— begin STORED DATA —

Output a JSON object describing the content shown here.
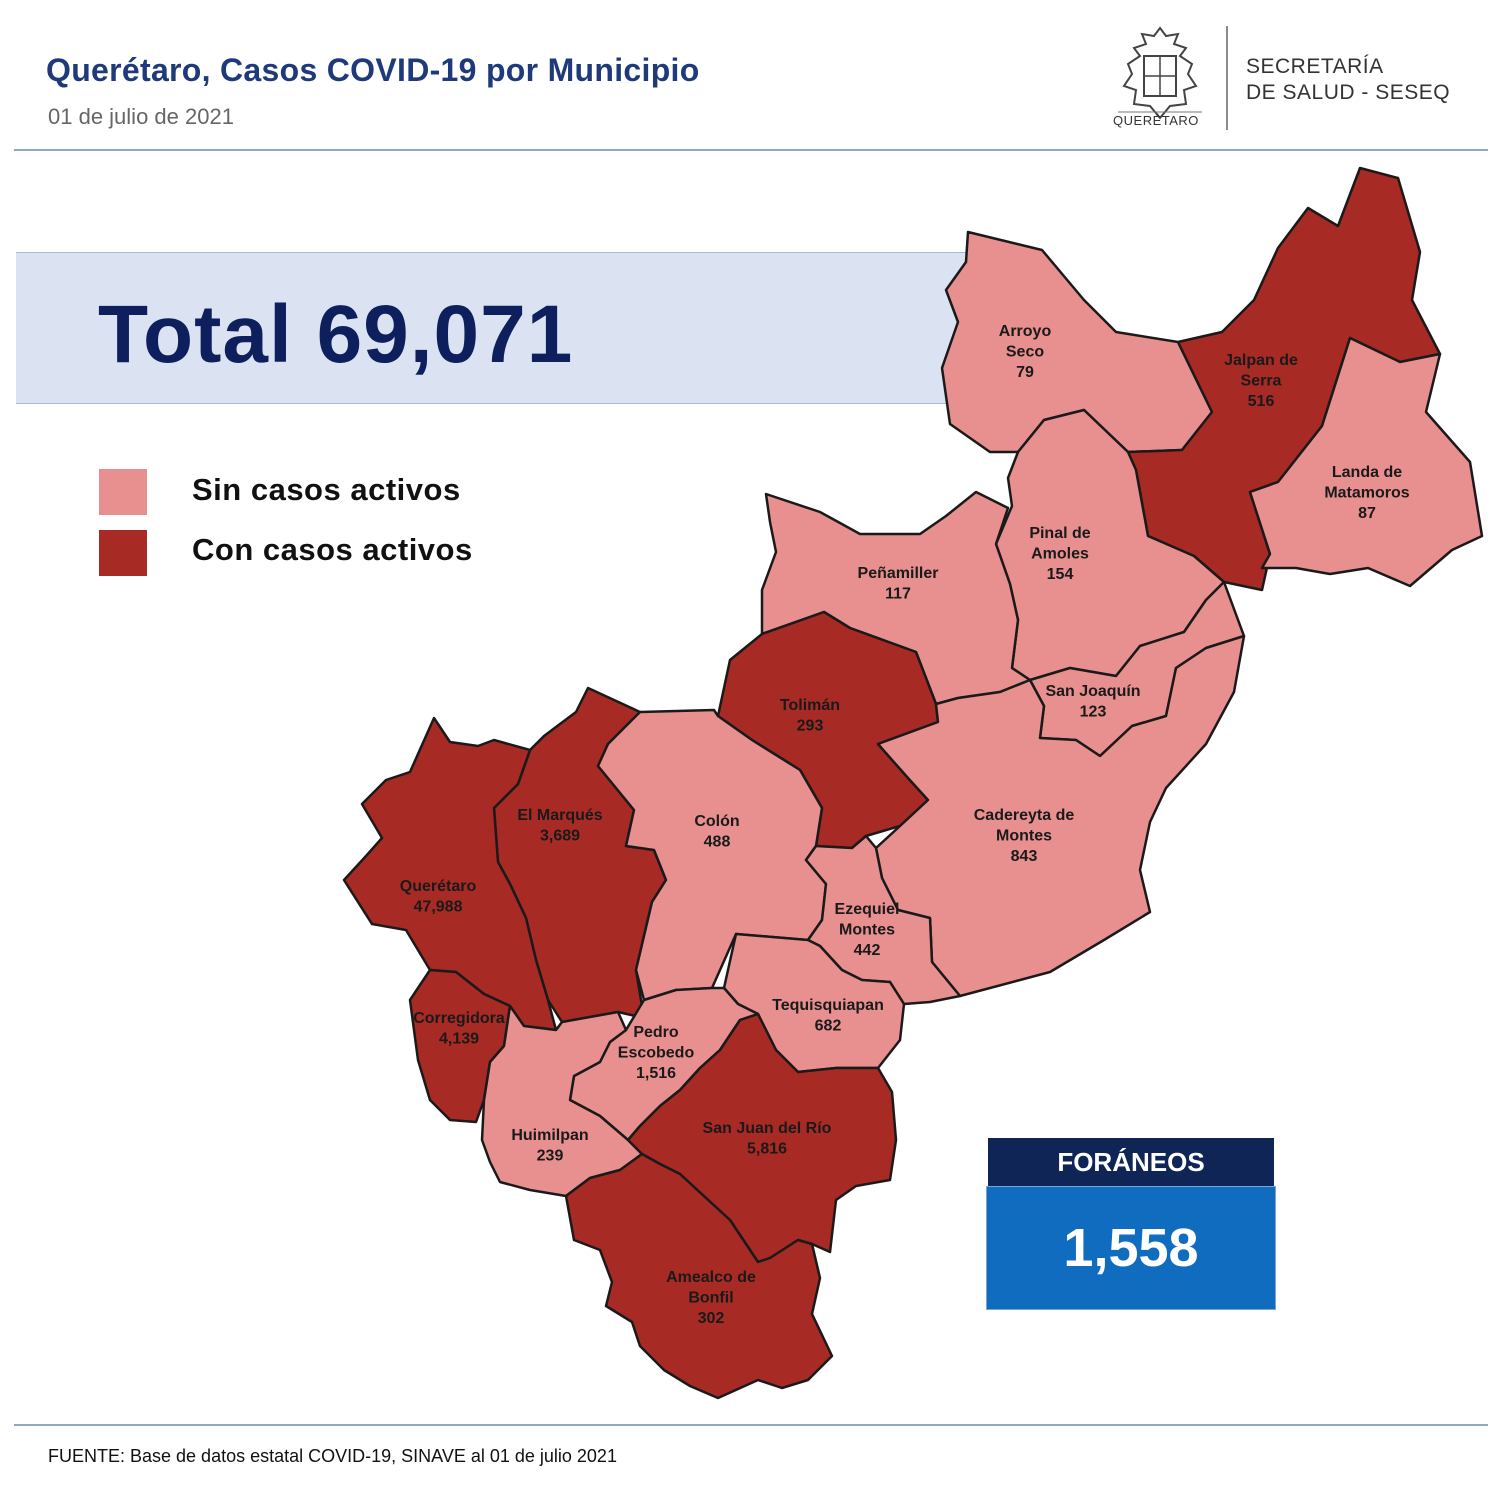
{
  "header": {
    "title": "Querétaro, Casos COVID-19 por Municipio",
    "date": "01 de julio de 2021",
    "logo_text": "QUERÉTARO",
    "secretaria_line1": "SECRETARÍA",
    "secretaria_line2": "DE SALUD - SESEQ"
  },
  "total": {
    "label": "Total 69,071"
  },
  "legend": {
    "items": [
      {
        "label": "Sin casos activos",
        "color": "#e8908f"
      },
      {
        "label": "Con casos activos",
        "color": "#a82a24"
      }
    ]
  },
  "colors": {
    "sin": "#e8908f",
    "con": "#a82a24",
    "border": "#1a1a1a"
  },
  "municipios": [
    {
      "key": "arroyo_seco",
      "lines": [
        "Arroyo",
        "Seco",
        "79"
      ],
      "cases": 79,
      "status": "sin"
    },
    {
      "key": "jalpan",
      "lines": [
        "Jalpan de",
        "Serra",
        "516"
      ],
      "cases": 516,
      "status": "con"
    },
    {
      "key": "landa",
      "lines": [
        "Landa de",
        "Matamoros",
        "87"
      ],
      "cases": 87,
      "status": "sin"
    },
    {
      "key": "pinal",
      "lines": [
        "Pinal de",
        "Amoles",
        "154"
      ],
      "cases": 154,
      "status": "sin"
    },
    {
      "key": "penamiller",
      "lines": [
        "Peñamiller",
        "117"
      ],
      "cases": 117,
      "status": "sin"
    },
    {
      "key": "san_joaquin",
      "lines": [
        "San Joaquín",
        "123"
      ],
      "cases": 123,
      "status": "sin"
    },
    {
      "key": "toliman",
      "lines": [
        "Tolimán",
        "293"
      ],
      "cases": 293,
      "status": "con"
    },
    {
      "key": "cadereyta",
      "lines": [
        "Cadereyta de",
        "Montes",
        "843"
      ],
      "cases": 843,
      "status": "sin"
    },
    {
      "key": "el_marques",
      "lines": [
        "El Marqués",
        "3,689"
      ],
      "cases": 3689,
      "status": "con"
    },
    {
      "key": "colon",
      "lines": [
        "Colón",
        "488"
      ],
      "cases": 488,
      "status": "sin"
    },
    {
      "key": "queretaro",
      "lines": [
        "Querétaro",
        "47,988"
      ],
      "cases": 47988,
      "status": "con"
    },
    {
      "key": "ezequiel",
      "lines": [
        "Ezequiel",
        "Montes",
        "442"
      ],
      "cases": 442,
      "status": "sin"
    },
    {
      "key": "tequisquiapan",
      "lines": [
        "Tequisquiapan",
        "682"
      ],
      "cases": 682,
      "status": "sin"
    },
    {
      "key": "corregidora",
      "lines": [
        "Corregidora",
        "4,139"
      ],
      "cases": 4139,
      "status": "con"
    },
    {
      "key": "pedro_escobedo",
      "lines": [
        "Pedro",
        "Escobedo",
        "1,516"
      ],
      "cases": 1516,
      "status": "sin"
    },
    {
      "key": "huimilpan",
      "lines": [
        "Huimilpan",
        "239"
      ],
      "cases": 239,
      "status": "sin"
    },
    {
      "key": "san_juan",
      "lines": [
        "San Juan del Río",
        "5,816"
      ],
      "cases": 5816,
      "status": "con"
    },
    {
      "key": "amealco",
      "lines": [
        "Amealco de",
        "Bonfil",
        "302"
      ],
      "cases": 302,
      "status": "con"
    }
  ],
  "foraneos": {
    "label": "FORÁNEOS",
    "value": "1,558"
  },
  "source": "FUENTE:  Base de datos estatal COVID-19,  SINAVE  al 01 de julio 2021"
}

— end STORED DATA —

* SHORT TASK
Using the records above, output their complete text exactly, minus any images.

* ANSWER BELOW
Output a JSON object describing the content shown here.
{
  "header": {
    "title": "Querétaro, Casos COVID-19 por Municipio",
    "date": "01 de julio de 2021",
    "logo_text": "QUERÉTARO",
    "secretaria_line1": "SECRETARÍA",
    "secretaria_line2": "DE SALUD - SESEQ"
  },
  "total": {
    "label": "Total 69,071"
  },
  "legend": {
    "items": [
      {
        "label": "Sin casos activos",
        "color": "#e8908f"
      },
      {
        "label": "Con casos activos",
        "color": "#a82a24"
      }
    ]
  },
  "colors": {
    "sin": "#e8908f",
    "con": "#a82a24",
    "border": "#1a1a1a"
  },
  "municipios": [
    {
      "key": "arroyo_seco",
      "lines": [
        "Arroyo",
        "Seco",
        "79"
      ],
      "cases": 79,
      "status": "sin"
    },
    {
      "key": "jalpan",
      "lines": [
        "Jalpan de",
        "Serra",
        "516"
      ],
      "cases": 516,
      "status": "con"
    },
    {
      "key": "landa",
      "lines": [
        "Landa de",
        "Matamoros",
        "87"
      ],
      "cases": 87,
      "status": "sin"
    },
    {
      "key": "pinal",
      "lines": [
        "Pinal de",
        "Amoles",
        "154"
      ],
      "cases": 154,
      "status": "sin"
    },
    {
      "key": "penamiller",
      "lines": [
        "Peñamiller",
        "117"
      ],
      "cases": 117,
      "status": "sin"
    },
    {
      "key": "san_joaquin",
      "lines": [
        "San Joaquín",
        "123"
      ],
      "cases": 123,
      "status": "sin"
    },
    {
      "key": "toliman",
      "lines": [
        "Tolimán",
        "293"
      ],
      "cases": 293,
      "status": "con"
    },
    {
      "key": "cadereyta",
      "lines": [
        "Cadereyta de",
        "Montes",
        "843"
      ],
      "cases": 843,
      "status": "sin"
    },
    {
      "key": "el_marques",
      "lines": [
        "El Marqués",
        "3,689"
      ],
      "cases": 3689,
      "status": "con"
    },
    {
      "key": "colon",
      "lines": [
        "Colón",
        "488"
      ],
      "cases": 488,
      "status": "sin"
    },
    {
      "key": "queretaro",
      "lines": [
        "Querétaro",
        "47,988"
      ],
      "cases": 47988,
      "status": "con"
    },
    {
      "key": "ezequiel",
      "lines": [
        "Ezequiel",
        "Montes",
        "442"
      ],
      "cases": 442,
      "status": "sin"
    },
    {
      "key": "tequisquiapan",
      "lines": [
        "Tequisquiapan",
        "682"
      ],
      "cases": 682,
      "status": "sin"
    },
    {
      "key": "corregidora",
      "lines": [
        "Corregidora",
        "4,139"
      ],
      "cases": 4139,
      "status": "con"
    },
    {
      "key": "pedro_escobedo",
      "lines": [
        "Pedro",
        "Escobedo",
        "1,516"
      ],
      "cases": 1516,
      "status": "sin"
    },
    {
      "key": "huimilpan",
      "lines": [
        "Huimilpan",
        "239"
      ],
      "cases": 239,
      "status": "sin"
    },
    {
      "key": "san_juan",
      "lines": [
        "San Juan del Río",
        "5,816"
      ],
      "cases": 5816,
      "status": "con"
    },
    {
      "key": "amealco",
      "lines": [
        "Amealco de",
        "Bonfil",
        "302"
      ],
      "cases": 302,
      "status": "con"
    }
  ],
  "foraneos": {
    "label": "FORÁNEOS",
    "value": "1,558"
  },
  "source": "FUENTE:  Base de datos estatal COVID-19,  SINAVE  al 01 de julio 2021"
}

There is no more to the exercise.